Task goal: In how many lines does the string "mmdetection" appear? Answer with the number only.

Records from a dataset
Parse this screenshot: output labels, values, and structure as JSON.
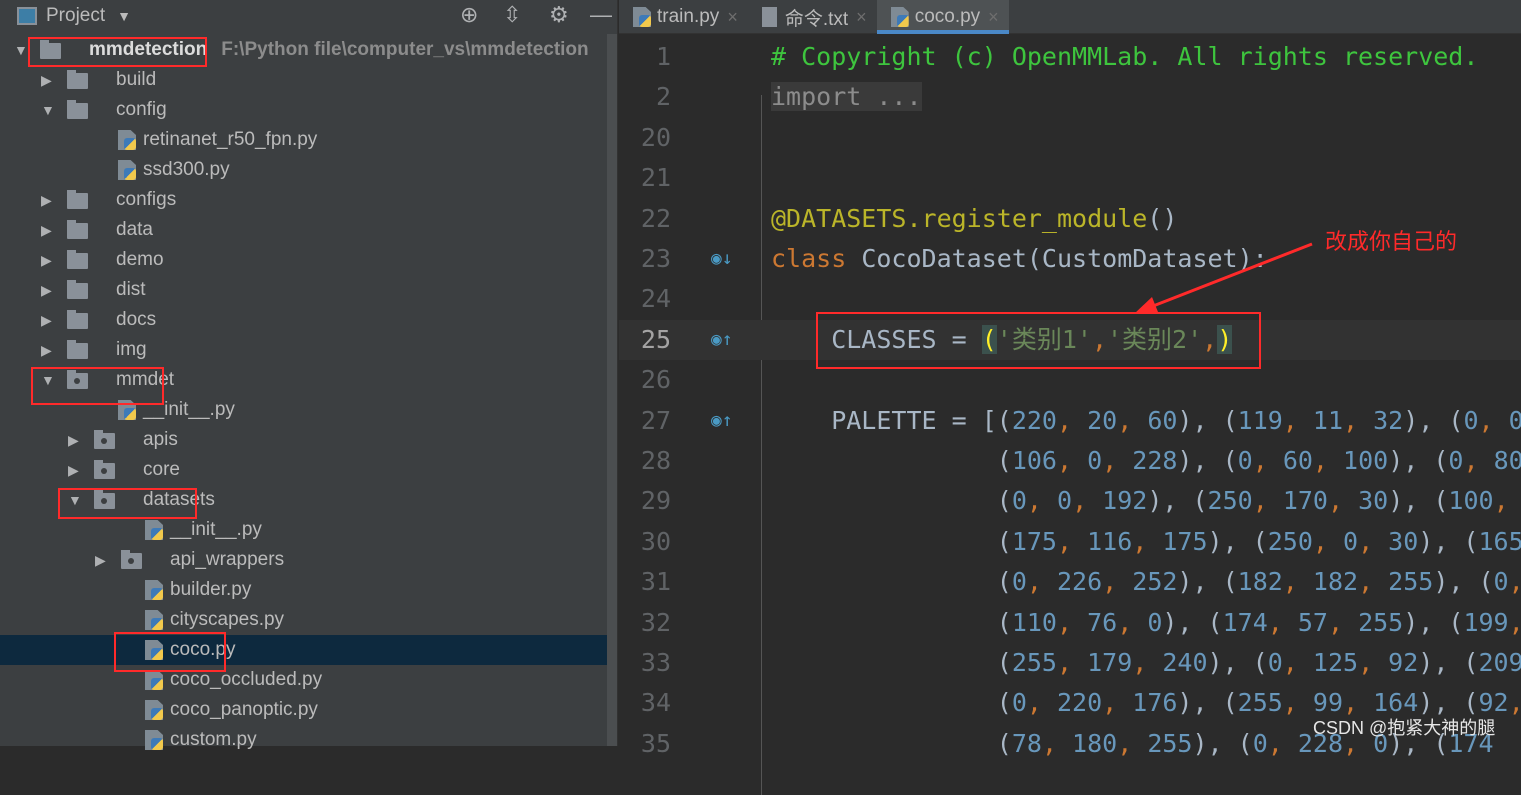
{
  "sidebar": {
    "title": "Project",
    "icons": [
      "locate-icon",
      "collapse-all-icon",
      "gear-icon",
      "minimize-icon"
    ],
    "tree": [
      {
        "label": "mmdetection",
        "path": "F:\\Python file\\computer_vs\\mmdetection",
        "level": 0,
        "type": "folder",
        "expanded": true,
        "bold": true
      },
      {
        "label": "build",
        "level": 1,
        "type": "folder",
        "expanded": false
      },
      {
        "label": "config",
        "level": 1,
        "type": "folder",
        "expanded": true
      },
      {
        "label": "retinanet_r50_fpn.py",
        "level": 2,
        "type": "py"
      },
      {
        "label": "ssd300.py",
        "level": 2,
        "type": "py"
      },
      {
        "label": "configs",
        "level": 1,
        "type": "folder",
        "expanded": false
      },
      {
        "label": "data",
        "level": 1,
        "type": "folder",
        "expanded": false
      },
      {
        "label": "demo",
        "level": 1,
        "type": "folder",
        "expanded": false
      },
      {
        "label": "dist",
        "level": 1,
        "type": "folder",
        "expanded": false
      },
      {
        "label": "docs",
        "level": 1,
        "type": "folder",
        "expanded": false
      },
      {
        "label": "img",
        "level": 1,
        "type": "folder",
        "expanded": false
      },
      {
        "label": "mmdet",
        "level": 1,
        "type": "pkg",
        "expanded": true
      },
      {
        "label": "__init__.py",
        "level": 2,
        "type": "py"
      },
      {
        "label": "apis",
        "level": 2,
        "type": "pkg",
        "expanded": false
      },
      {
        "label": "core",
        "level": 2,
        "type": "pkg",
        "expanded": false
      },
      {
        "label": "datasets",
        "level": 2,
        "type": "pkg",
        "expanded": true
      },
      {
        "label": "__init__.py",
        "level": 3,
        "type": "py"
      },
      {
        "label": "api_wrappers",
        "level": 3,
        "type": "pkg",
        "expanded": false
      },
      {
        "label": "builder.py",
        "level": 3,
        "type": "py"
      },
      {
        "label": "cityscapes.py",
        "level": 3,
        "type": "py"
      },
      {
        "label": "coco.py",
        "level": 3,
        "type": "py",
        "selected": true
      },
      {
        "label": "coco_occluded.py",
        "level": 3,
        "type": "py"
      },
      {
        "label": "coco_panoptic.py",
        "level": 3,
        "type": "py"
      },
      {
        "label": "custom.py",
        "level": 3,
        "type": "py"
      }
    ]
  },
  "tabs": [
    {
      "label": "train.py",
      "icon": "python-file-icon"
    },
    {
      "label": "命令.txt",
      "icon": "text-file-icon"
    },
    {
      "label": "coco.py",
      "icon": "python-file-icon",
      "active": true
    }
  ],
  "tab_close": "×",
  "editor": {
    "lines": [
      {
        "n": "1",
        "t": [
          [
            "# Copyright (c) OpenMMLab. All rights reserved.",
            "cm"
          ]
        ]
      },
      {
        "n": "2",
        "t": [
          [
            "import ...",
            "fold"
          ]
        ]
      },
      {
        "n": "20",
        "t": []
      },
      {
        "n": "21",
        "t": []
      },
      {
        "n": "22",
        "t": [
          [
            "@DATASETS.register_module",
            "dec"
          ],
          [
            "()",
            ""
          ]
        ]
      },
      {
        "n": "23",
        "g": "override-down-icon",
        "t": [
          [
            "class",
            "kw"
          ],
          [
            " CocoDataset(CustomDataset):",
            ""
          ]
        ]
      },
      {
        "n": "24",
        "t": []
      },
      {
        "n": "25",
        "g": "override-up-icon",
        "cur": true,
        "t": [
          [
            "    CLASSES = ",
            ""
          ],
          [
            "(",
            "br"
          ],
          [
            "'类别1'",
            "str"
          ],
          [
            ",",
            "op"
          ],
          [
            "'类别2'",
            "str"
          ],
          [
            ",",
            "op"
          ],
          [
            ")",
            "br"
          ]
        ]
      },
      {
        "n": "26",
        "t": []
      },
      {
        "n": "27",
        "g": "override-up-icon",
        "t": [
          [
            "    PALETTE = [(",
            ""
          ],
          [
            "220",
            "num"
          ],
          [
            ", ",
            "op"
          ],
          [
            "20",
            "num"
          ],
          [
            ", ",
            "op"
          ],
          [
            "60",
            "num"
          ],
          [
            "), (",
            ""
          ],
          [
            "119",
            "num"
          ],
          [
            ", ",
            "op"
          ],
          [
            "11",
            "num"
          ],
          [
            ", ",
            "op"
          ],
          [
            "32",
            "num"
          ],
          [
            "), (",
            ""
          ],
          [
            "0",
            "num"
          ],
          [
            ", ",
            "op"
          ],
          [
            "0",
            "num"
          ]
        ]
      },
      {
        "n": "28",
        "t": [
          [
            "               (",
            ""
          ],
          [
            "106",
            "num"
          ],
          [
            ", ",
            "op"
          ],
          [
            "0",
            "num"
          ],
          [
            ", ",
            "op"
          ],
          [
            "228",
            "num"
          ],
          [
            "), (",
            ""
          ],
          [
            "0",
            "num"
          ],
          [
            ", ",
            "op"
          ],
          [
            "60",
            "num"
          ],
          [
            ", ",
            "op"
          ],
          [
            "100",
            "num"
          ],
          [
            "), (",
            ""
          ],
          [
            "0",
            "num"
          ],
          [
            ", ",
            "op"
          ],
          [
            "80",
            "num"
          ]
        ]
      },
      {
        "n": "29",
        "t": [
          [
            "               (",
            ""
          ],
          [
            "0",
            "num"
          ],
          [
            ", ",
            "op"
          ],
          [
            "0",
            "num"
          ],
          [
            ", ",
            "op"
          ],
          [
            "192",
            "num"
          ],
          [
            "), (",
            ""
          ],
          [
            "250",
            "num"
          ],
          [
            ", ",
            "op"
          ],
          [
            "170",
            "num"
          ],
          [
            ", ",
            "op"
          ],
          [
            "30",
            "num"
          ],
          [
            "), (",
            ""
          ],
          [
            "100",
            "num"
          ],
          [
            ",",
            "op"
          ]
        ]
      },
      {
        "n": "30",
        "t": [
          [
            "               (",
            ""
          ],
          [
            "175",
            "num"
          ],
          [
            ", ",
            "op"
          ],
          [
            "116",
            "num"
          ],
          [
            ", ",
            "op"
          ],
          [
            "175",
            "num"
          ],
          [
            "), (",
            ""
          ],
          [
            "250",
            "num"
          ],
          [
            ", ",
            "op"
          ],
          [
            "0",
            "num"
          ],
          [
            ", ",
            "op"
          ],
          [
            "30",
            "num"
          ],
          [
            "), (",
            ""
          ],
          [
            "165",
            "num"
          ]
        ]
      },
      {
        "n": "31",
        "t": [
          [
            "               (",
            ""
          ],
          [
            "0",
            "num"
          ],
          [
            ", ",
            "op"
          ],
          [
            "226",
            "num"
          ],
          [
            ", ",
            "op"
          ],
          [
            "252",
            "num"
          ],
          [
            "), (",
            ""
          ],
          [
            "182",
            "num"
          ],
          [
            ", ",
            "op"
          ],
          [
            "182",
            "num"
          ],
          [
            ", ",
            "op"
          ],
          [
            "255",
            "num"
          ],
          [
            "), (",
            ""
          ],
          [
            "0",
            "num"
          ],
          [
            ",",
            "op"
          ]
        ]
      },
      {
        "n": "32",
        "t": [
          [
            "               (",
            ""
          ],
          [
            "110",
            "num"
          ],
          [
            ", ",
            "op"
          ],
          [
            "76",
            "num"
          ],
          [
            ", ",
            "op"
          ],
          [
            "0",
            "num"
          ],
          [
            "), (",
            ""
          ],
          [
            "174",
            "num"
          ],
          [
            ", ",
            "op"
          ],
          [
            "57",
            "num"
          ],
          [
            ", ",
            "op"
          ],
          [
            "255",
            "num"
          ],
          [
            "), (",
            ""
          ],
          [
            "199",
            "num"
          ],
          [
            ",",
            "op"
          ]
        ]
      },
      {
        "n": "33",
        "t": [
          [
            "               (",
            ""
          ],
          [
            "255",
            "num"
          ],
          [
            ", ",
            "op"
          ],
          [
            "179",
            "num"
          ],
          [
            ", ",
            "op"
          ],
          [
            "240",
            "num"
          ],
          [
            "), (",
            ""
          ],
          [
            "0",
            "num"
          ],
          [
            ", ",
            "op"
          ],
          [
            "125",
            "num"
          ],
          [
            ", ",
            "op"
          ],
          [
            "92",
            "num"
          ],
          [
            "), (",
            ""
          ],
          [
            "209",
            "num"
          ]
        ]
      },
      {
        "n": "34",
        "t": [
          [
            "               (",
            ""
          ],
          [
            "0",
            "num"
          ],
          [
            ", ",
            "op"
          ],
          [
            "220",
            "num"
          ],
          [
            ", ",
            "op"
          ],
          [
            "176",
            "num"
          ],
          [
            "), (",
            ""
          ],
          [
            "255",
            "num"
          ],
          [
            ", ",
            "op"
          ],
          [
            "99",
            "num"
          ],
          [
            ", ",
            "op"
          ],
          [
            "164",
            "num"
          ],
          [
            "), (",
            ""
          ],
          [
            "92",
            "num"
          ],
          [
            ",",
            "op"
          ]
        ]
      },
      {
        "n": "35",
        "t": [
          [
            "               (",
            ""
          ],
          [
            "78",
            "num"
          ],
          [
            ", ",
            "op"
          ],
          [
            "180",
            "num"
          ],
          [
            ", ",
            "op"
          ],
          [
            "255",
            "num"
          ],
          [
            "), (",
            ""
          ],
          [
            "0",
            "num"
          ],
          [
            ", ",
            "op"
          ],
          [
            "228",
            "num"
          ],
          [
            ", ",
            "op"
          ],
          [
            "0",
            "num"
          ],
          [
            "), (",
            ""
          ],
          [
            "174",
            "num"
          ]
        ]
      }
    ]
  },
  "annotation": {
    "note": "改成你自己的",
    "color": "#ff2a2a"
  },
  "watermark": "CSDN @抱紧大神的腿"
}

Response to the exercise: 2